-- start --

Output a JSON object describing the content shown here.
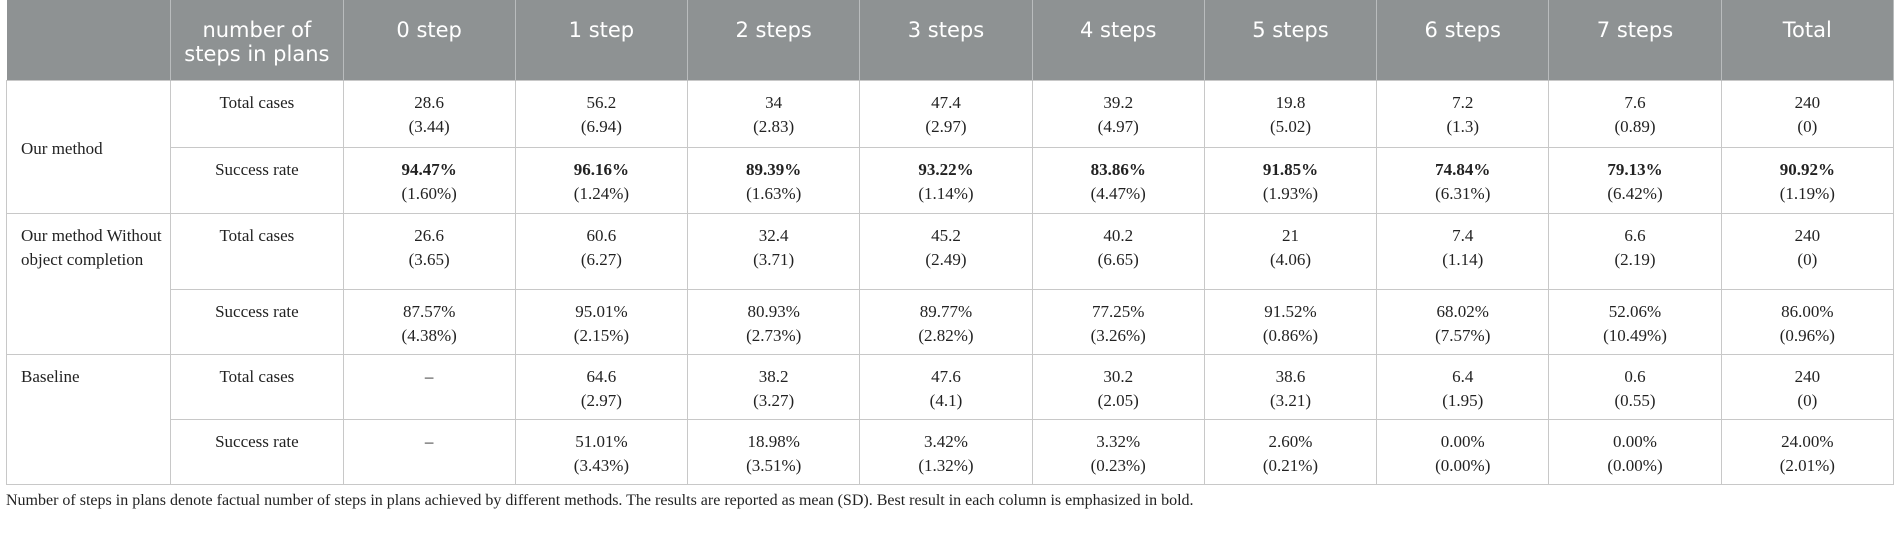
{
  "header": {
    "corner": "",
    "col_label": "number of steps in plans",
    "steps": [
      "0 step",
      "1 step",
      "2 steps",
      "3 steps",
      "4 steps",
      "5 steps",
      "6 steps",
      "7 steps",
      "Total"
    ]
  },
  "rows": [
    {
      "method": "Our method",
      "total_cases": {
        "label": "Total cases",
        "cells": [
          {
            "v": "28.6",
            "sd": "(3.44)"
          },
          {
            "v": "56.2",
            "sd": "(6.94)"
          },
          {
            "v": "34",
            "sd": "(2.83)"
          },
          {
            "v": "47.4",
            "sd": "(2.97)"
          },
          {
            "v": "39.2",
            "sd": "(4.97)"
          },
          {
            "v": "19.8",
            "sd": "(5.02)"
          },
          {
            "v": "7.2",
            "sd": "(1.3)"
          },
          {
            "v": "7.6",
            "sd": "(0.89)"
          },
          {
            "v": "240",
            "sd": "(0)"
          }
        ]
      },
      "success_rate": {
        "label": "Success rate",
        "cells": [
          {
            "v": "94.47%",
            "sd": "(1.60%)"
          },
          {
            "v": "96.16%",
            "sd": "(1.24%)"
          },
          {
            "v": "89.39%",
            "sd": "(1.63%)"
          },
          {
            "v": "93.22%",
            "sd": "(1.14%)"
          },
          {
            "v": "83.86%",
            "sd": "(4.47%)"
          },
          {
            "v": "91.85%",
            "sd": "(1.93%)"
          },
          {
            "v": "74.84%",
            "sd": "(6.31%)"
          },
          {
            "v": "79.13%",
            "sd": "(6.42%)"
          },
          {
            "v": "90.92%",
            "sd": "(1.19%)"
          }
        ]
      }
    },
    {
      "method": "Our method Without object completion",
      "total_cases": {
        "label": "Total cases",
        "cells": [
          {
            "v": "26.6",
            "sd": "(3.65)"
          },
          {
            "v": "60.6",
            "sd": "(6.27)"
          },
          {
            "v": "32.4",
            "sd": "(3.71)"
          },
          {
            "v": "45.2",
            "sd": "(2.49)"
          },
          {
            "v": "40.2",
            "sd": "(6.65)"
          },
          {
            "v": "21",
            "sd": "(4.06)"
          },
          {
            "v": "7.4",
            "sd": "(1.14)"
          },
          {
            "v": "6.6",
            "sd": "(2.19)"
          },
          {
            "v": "240",
            "sd": "(0)"
          }
        ]
      },
      "success_rate": {
        "label": "Success rate",
        "cells": [
          {
            "v": "87.57%",
            "sd": "(4.38%)"
          },
          {
            "v": "95.01%",
            "sd": "(2.15%)"
          },
          {
            "v": "80.93%",
            "sd": "(2.73%)"
          },
          {
            "v": "89.77%",
            "sd": "(2.82%)"
          },
          {
            "v": "77.25%",
            "sd": "(3.26%)"
          },
          {
            "v": "91.52%",
            "sd": "(0.86%)"
          },
          {
            "v": "68.02%",
            "sd": "(7.57%)"
          },
          {
            "v": "52.06%",
            "sd": "(10.49%)"
          },
          {
            "v": "86.00%",
            "sd": "(0.96%)"
          }
        ]
      }
    },
    {
      "method": "Baseline",
      "total_cases": {
        "label": "Total cases",
        "cells": [
          {
            "v": "–",
            "sd": ""
          },
          {
            "v": "64.6",
            "sd": "(2.97)"
          },
          {
            "v": "38.2",
            "sd": "(3.27)"
          },
          {
            "v": "47.6",
            "sd": "(4.1)"
          },
          {
            "v": "30.2",
            "sd": "(2.05)"
          },
          {
            "v": "38.6",
            "sd": "(3.21)"
          },
          {
            "v": "6.4",
            "sd": "(1.95)"
          },
          {
            "v": "0.6",
            "sd": "(0.55)"
          },
          {
            "v": "240",
            "sd": "(0)"
          }
        ]
      },
      "success_rate": {
        "label": "Success rate",
        "cells": [
          {
            "v": "–",
            "sd": ""
          },
          {
            "v": "51.01%",
            "sd": "(3.43%)"
          },
          {
            "v": "18.98%",
            "sd": "(3.51%)"
          },
          {
            "v": "3.42%",
            "sd": "(1.32%)"
          },
          {
            "v": "3.32%",
            "sd": "(0.23%)"
          },
          {
            "v": "2.60%",
            "sd": "(0.21%)"
          },
          {
            "v": "0.00%",
            "sd": "(0.00%)"
          },
          {
            "v": "0.00%",
            "sd": "(0.00%)"
          },
          {
            "v": "24.00%",
            "sd": "(2.01%)"
          }
        ]
      }
    }
  ],
  "footnote": "Number of steps in plans denote factual number of steps in plans achieved by different methods. The results are reported as mean (SD). Best result in each column is emphasized in bold."
}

-- end --

_Requirement:_ Leave out the pictures and return every record word for word.

_Full answer:_
Output a JSON object describing the content shown here.
{
  "header": {
    "corner": "",
    "col_label": "number of steps in plans",
    "steps": [
      "0 step",
      "1 step",
      "2 steps",
      "3 steps",
      "4 steps",
      "5 steps",
      "6 steps",
      "7 steps",
      "Total"
    ]
  },
  "rows": [
    {
      "method": "Our method",
      "total_cases": {
        "label": "Total cases",
        "cells": [
          {
            "v": "28.6",
            "sd": "(3.44)"
          },
          {
            "v": "56.2",
            "sd": "(6.94)"
          },
          {
            "v": "34",
            "sd": "(2.83)"
          },
          {
            "v": "47.4",
            "sd": "(2.97)"
          },
          {
            "v": "39.2",
            "sd": "(4.97)"
          },
          {
            "v": "19.8",
            "sd": "(5.02)"
          },
          {
            "v": "7.2",
            "sd": "(1.3)"
          },
          {
            "v": "7.6",
            "sd": "(0.89)"
          },
          {
            "v": "240",
            "sd": "(0)"
          }
        ]
      },
      "success_rate": {
        "label": "Success rate",
        "cells": [
          {
            "v": "94.47%",
            "sd": "(1.60%)"
          },
          {
            "v": "96.16%",
            "sd": "(1.24%)"
          },
          {
            "v": "89.39%",
            "sd": "(1.63%)"
          },
          {
            "v": "93.22%",
            "sd": "(1.14%)"
          },
          {
            "v": "83.86%",
            "sd": "(4.47%)"
          },
          {
            "v": "91.85%",
            "sd": "(1.93%)"
          },
          {
            "v": "74.84%",
            "sd": "(6.31%)"
          },
          {
            "v": "79.13%",
            "sd": "(6.42%)"
          },
          {
            "v": "90.92%",
            "sd": "(1.19%)"
          }
        ]
      }
    },
    {
      "method": "Our method Without object completion",
      "total_cases": {
        "label": "Total cases",
        "cells": [
          {
            "v": "26.6",
            "sd": "(3.65)"
          },
          {
            "v": "60.6",
            "sd": "(6.27)"
          },
          {
            "v": "32.4",
            "sd": "(3.71)"
          },
          {
            "v": "45.2",
            "sd": "(2.49)"
          },
          {
            "v": "40.2",
            "sd": "(6.65)"
          },
          {
            "v": "21",
            "sd": "(4.06)"
          },
          {
            "v": "7.4",
            "sd": "(1.14)"
          },
          {
            "v": "6.6",
            "sd": "(2.19)"
          },
          {
            "v": "240",
            "sd": "(0)"
          }
        ]
      },
      "success_rate": {
        "label": "Success rate",
        "cells": [
          {
            "v": "87.57%",
            "sd": "(4.38%)"
          },
          {
            "v": "95.01%",
            "sd": "(2.15%)"
          },
          {
            "v": "80.93%",
            "sd": "(2.73%)"
          },
          {
            "v": "89.77%",
            "sd": "(2.82%)"
          },
          {
            "v": "77.25%",
            "sd": "(3.26%)"
          },
          {
            "v": "91.52%",
            "sd": "(0.86%)"
          },
          {
            "v": "68.02%",
            "sd": "(7.57%)"
          },
          {
            "v": "52.06%",
            "sd": "(10.49%)"
          },
          {
            "v": "86.00%",
            "sd": "(0.96%)"
          }
        ]
      }
    },
    {
      "method": "Baseline",
      "total_cases": {
        "label": "Total cases",
        "cells": [
          {
            "v": "–",
            "sd": ""
          },
          {
            "v": "64.6",
            "sd": "(2.97)"
          },
          {
            "v": "38.2",
            "sd": "(3.27)"
          },
          {
            "v": "47.6",
            "sd": "(4.1)"
          },
          {
            "v": "30.2",
            "sd": "(2.05)"
          },
          {
            "v": "38.6",
            "sd": "(3.21)"
          },
          {
            "v": "6.4",
            "sd": "(1.95)"
          },
          {
            "v": "0.6",
            "sd": "(0.55)"
          },
          {
            "v": "240",
            "sd": "(0)"
          }
        ]
      },
      "success_rate": {
        "label": "Success rate",
        "cells": [
          {
            "v": "–",
            "sd": ""
          },
          {
            "v": "51.01%",
            "sd": "(3.43%)"
          },
          {
            "v": "18.98%",
            "sd": "(3.51%)"
          },
          {
            "v": "3.42%",
            "sd": "(1.32%)"
          },
          {
            "v": "3.32%",
            "sd": "(0.23%)"
          },
          {
            "v": "2.60%",
            "sd": "(0.21%)"
          },
          {
            "v": "0.00%",
            "sd": "(0.00%)"
          },
          {
            "v": "0.00%",
            "sd": "(0.00%)"
          },
          {
            "v": "24.00%",
            "sd": "(2.01%)"
          }
        ]
      }
    }
  ],
  "footnote": "Number of steps in plans denote factual number of steps in plans achieved by different methods. The results are reported as mean (SD). Best result in each column is emphasized in bold."
}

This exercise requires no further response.